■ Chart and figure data
--
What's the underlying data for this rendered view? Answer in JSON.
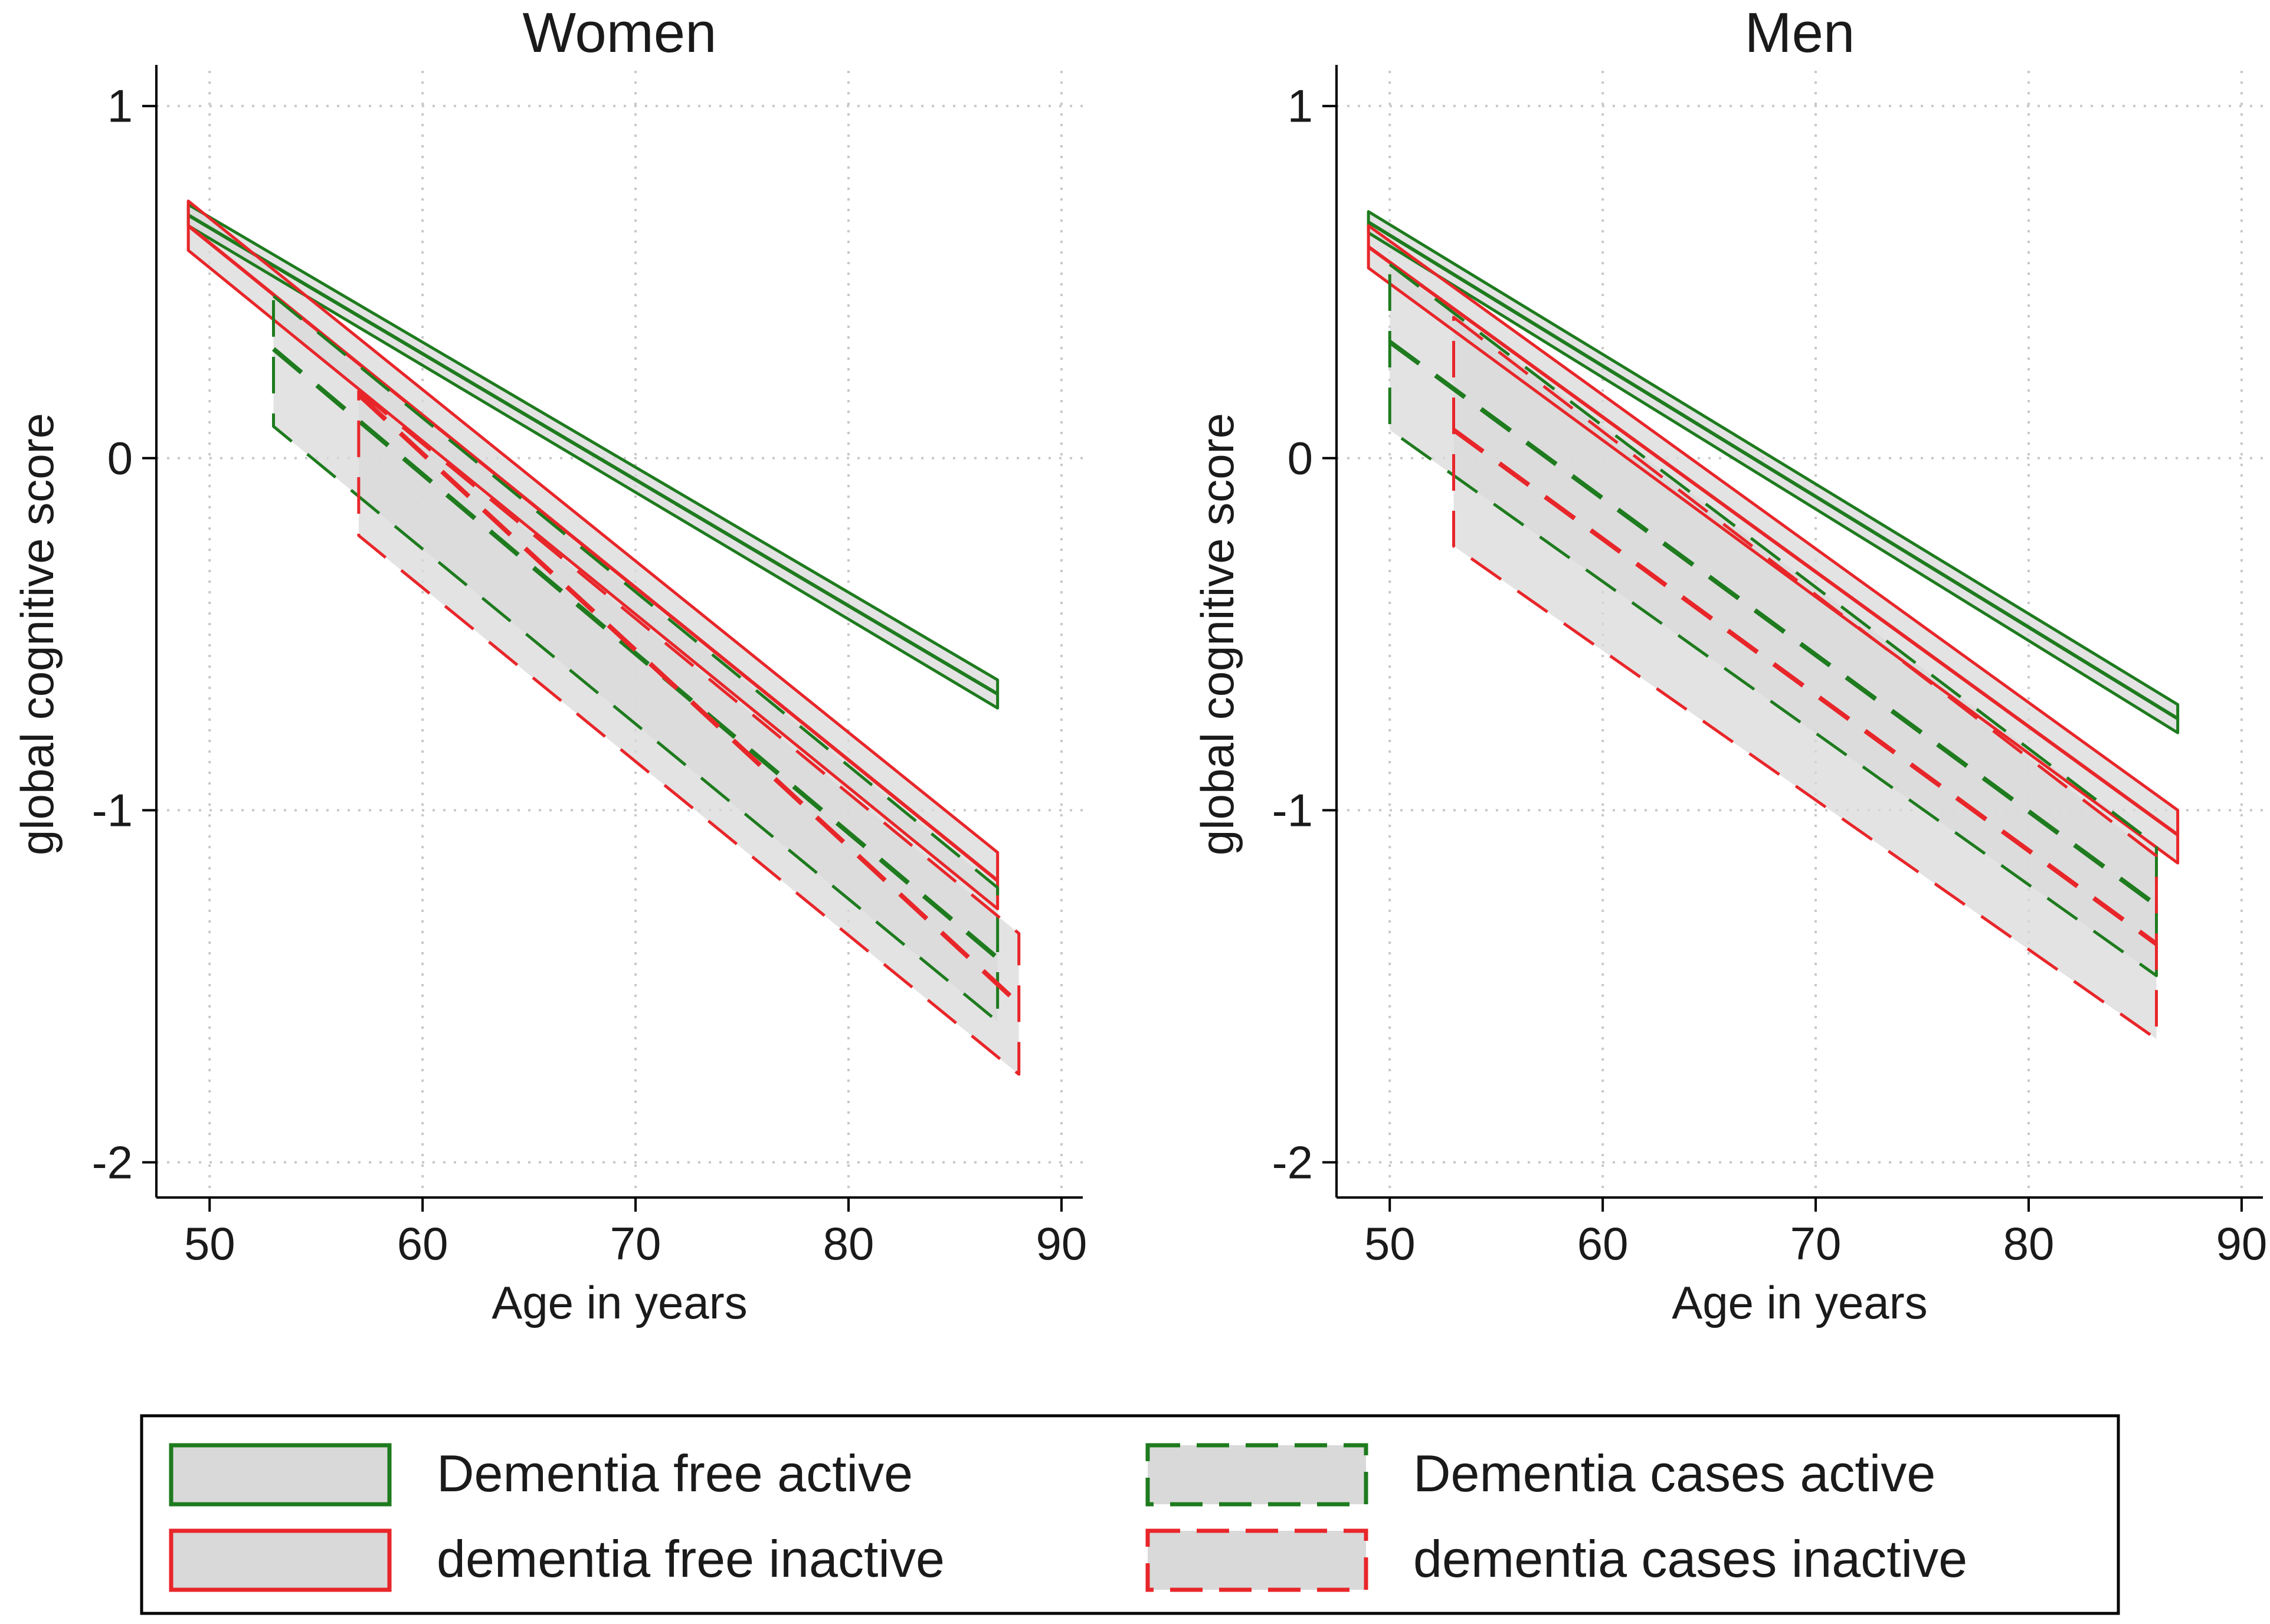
{
  "colors": {
    "active": "#1e7b1e",
    "inactive": "#e8262a",
    "band_fill": "#d9d9d9",
    "axis": "#000000",
    "grid": "#c8c8c8"
  },
  "legend": {
    "items": [
      {
        "label": "Dementia free active",
        "color": "active",
        "dashed": false
      },
      {
        "label": "Dementia cases active",
        "color": "active",
        "dashed": true
      },
      {
        "label": "dementia free inactive",
        "color": "inactive",
        "dashed": false
      },
      {
        "label": "dementia cases inactive",
        "color": "inactive",
        "dashed": true
      }
    ]
  },
  "chart_data": [
    {
      "type": "line",
      "title": "Women",
      "xlabel": "Age in years",
      "ylabel": "global cognitive score",
      "xlim": [
        47.5,
        91
      ],
      "ylim": [
        -2.1,
        1.1
      ],
      "xticks": [
        50,
        60,
        70,
        80,
        90
      ],
      "yticks": [
        1,
        0,
        -1,
        -2
      ],
      "xtick_labels": [
        "50",
        "60",
        "70",
        "80",
        "90"
      ],
      "ytick_labels": [
        "1",
        "0",
        "-1",
        "-2"
      ],
      "grid": true,
      "series": [
        {
          "name": "Dementia free active",
          "color": "active",
          "dashed": false,
          "x": [
            49,
            87
          ],
          "mean": [
            0.69,
            -0.67
          ],
          "upper": [
            0.72,
            -0.63
          ],
          "lower": [
            0.66,
            -0.71
          ]
        },
        {
          "name": "dementia free inactive",
          "color": "inactive",
          "dashed": false,
          "x": [
            49,
            87
          ],
          "mean": [
            0.66,
            -1.2
          ],
          "upper": [
            0.73,
            -1.12
          ],
          "lower": [
            0.59,
            -1.28
          ]
        },
        {
          "name": "Dementia cases active",
          "color": "active",
          "dashed": true,
          "x": [
            53,
            87
          ],
          "mean": [
            0.31,
            -1.42
          ],
          "upper": [
            0.46,
            -1.22
          ],
          "lower": [
            0.09,
            -1.6
          ]
        },
        {
          "name": "dementia cases inactive",
          "color": "inactive",
          "dashed": true,
          "x": [
            57,
            88
          ],
          "mean": [
            0.18,
            -1.55
          ],
          "upper": [
            0.19,
            -1.35
          ],
          "lower": [
            -0.22,
            -1.75
          ]
        }
      ]
    },
    {
      "type": "line",
      "title": "Men",
      "xlabel": "Age in years",
      "ylabel": "global cognitive score",
      "xlim": [
        47.5,
        91
      ],
      "ylim": [
        -2.1,
        1.1
      ],
      "xticks": [
        50,
        60,
        70,
        80,
        90
      ],
      "yticks": [
        1,
        0,
        -1,
        -2
      ],
      "xtick_labels": [
        "50",
        "60",
        "70",
        "80",
        "90"
      ],
      "ytick_labels": [
        "1",
        "0",
        "-1",
        "-2"
      ],
      "grid": true,
      "series": [
        {
          "name": "Dementia free active",
          "color": "active",
          "dashed": false,
          "x": [
            49,
            87
          ],
          "mean": [
            0.67,
            -0.74
          ],
          "upper": [
            0.7,
            -0.7
          ],
          "lower": [
            0.64,
            -0.78
          ]
        },
        {
          "name": "dementia free inactive",
          "color": "inactive",
          "dashed": false,
          "x": [
            49,
            87
          ],
          "mean": [
            0.6,
            -1.07
          ],
          "upper": [
            0.66,
            -1.0
          ],
          "lower": [
            0.54,
            -1.15
          ]
        },
        {
          "name": "Dementia cases active",
          "color": "active",
          "dashed": true,
          "x": [
            50,
            86
          ],
          "mean": [
            0.33,
            -1.27
          ],
          "upper": [
            0.55,
            -1.1
          ],
          "lower": [
            0.08,
            -1.47
          ]
        },
        {
          "name": "dementia cases inactive",
          "color": "inactive",
          "dashed": true,
          "x": [
            53,
            86
          ],
          "mean": [
            0.08,
            -1.38
          ],
          "upper": [
            0.4,
            -1.13
          ],
          "lower": [
            -0.25,
            -1.65
          ]
        }
      ]
    }
  ]
}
--
■ Work to be completed
Make a word-for-word copy of the entries, without any pictures.

■ Response to this task
What's the underlying data for this rendered view? Answer in JSON.
{
  "colors": {
    "active": "#1e7b1e",
    "inactive": "#e8262a",
    "band_fill": "#d9d9d9",
    "axis": "#000000",
    "grid": "#c8c8c8"
  },
  "legend": {
    "items": [
      {
        "label": "Dementia free active",
        "color": "active",
        "dashed": false
      },
      {
        "label": "Dementia cases active",
        "color": "active",
        "dashed": true
      },
      {
        "label": "dementia free inactive",
        "color": "inactive",
        "dashed": false
      },
      {
        "label": "dementia cases inactive",
        "color": "inactive",
        "dashed": true
      }
    ]
  },
  "chart_data": [
    {
      "type": "line",
      "title": "Women",
      "xlabel": "Age in years",
      "ylabel": "global cognitive score",
      "xlim": [
        47.5,
        91
      ],
      "ylim": [
        -2.1,
        1.1
      ],
      "xticks": [
        50,
        60,
        70,
        80,
        90
      ],
      "yticks": [
        1,
        0,
        -1,
        -2
      ],
      "xtick_labels": [
        "50",
        "60",
        "70",
        "80",
        "90"
      ],
      "ytick_labels": [
        "1",
        "0",
        "-1",
        "-2"
      ],
      "grid": true,
      "series": [
        {
          "name": "Dementia free active",
          "color": "active",
          "dashed": false,
          "x": [
            49,
            87
          ],
          "mean": [
            0.69,
            -0.67
          ],
          "upper": [
            0.72,
            -0.63
          ],
          "lower": [
            0.66,
            -0.71
          ]
        },
        {
          "name": "dementia free inactive",
          "color": "inactive",
          "dashed": false,
          "x": [
            49,
            87
          ],
          "mean": [
            0.66,
            -1.2
          ],
          "upper": [
            0.73,
            -1.12
          ],
          "lower": [
            0.59,
            -1.28
          ]
        },
        {
          "name": "Dementia cases active",
          "color": "active",
          "dashed": true,
          "x": [
            53,
            87
          ],
          "mean": [
            0.31,
            -1.42
          ],
          "upper": [
            0.46,
            -1.22
          ],
          "lower": [
            0.09,
            -1.6
          ]
        },
        {
          "name": "dementia cases inactive",
          "color": "inactive",
          "dashed": true,
          "x": [
            57,
            88
          ],
          "mean": [
            0.18,
            -1.55
          ],
          "upper": [
            0.19,
            -1.35
          ],
          "lower": [
            -0.22,
            -1.75
          ]
        }
      ]
    },
    {
      "type": "line",
      "title": "Men",
      "xlabel": "Age in years",
      "ylabel": "global cognitive score",
      "xlim": [
        47.5,
        91
      ],
      "ylim": [
        -2.1,
        1.1
      ],
      "xticks": [
        50,
        60,
        70,
        80,
        90
      ],
      "yticks": [
        1,
        0,
        -1,
        -2
      ],
      "xtick_labels": [
        "50",
        "60",
        "70",
        "80",
        "90"
      ],
      "ytick_labels": [
        "1",
        "0",
        "-1",
        "-2"
      ],
      "grid": true,
      "series": [
        {
          "name": "Dementia free active",
          "color": "active",
          "dashed": false,
          "x": [
            49,
            87
          ],
          "mean": [
            0.67,
            -0.74
          ],
          "upper": [
            0.7,
            -0.7
          ],
          "lower": [
            0.64,
            -0.78
          ]
        },
        {
          "name": "dementia free inactive",
          "color": "inactive",
          "dashed": false,
          "x": [
            49,
            87
          ],
          "mean": [
            0.6,
            -1.07
          ],
          "upper": [
            0.66,
            -1.0
          ],
          "lower": [
            0.54,
            -1.15
          ]
        },
        {
          "name": "Dementia cases active",
          "color": "active",
          "dashed": true,
          "x": [
            50,
            86
          ],
          "mean": [
            0.33,
            -1.27
          ],
          "upper": [
            0.55,
            -1.1
          ],
          "lower": [
            0.08,
            -1.47
          ]
        },
        {
          "name": "dementia cases inactive",
          "color": "inactive",
          "dashed": true,
          "x": [
            53,
            86
          ],
          "mean": [
            0.08,
            -1.38
          ],
          "upper": [
            0.4,
            -1.13
          ],
          "lower": [
            -0.25,
            -1.65
          ]
        }
      ]
    }
  ]
}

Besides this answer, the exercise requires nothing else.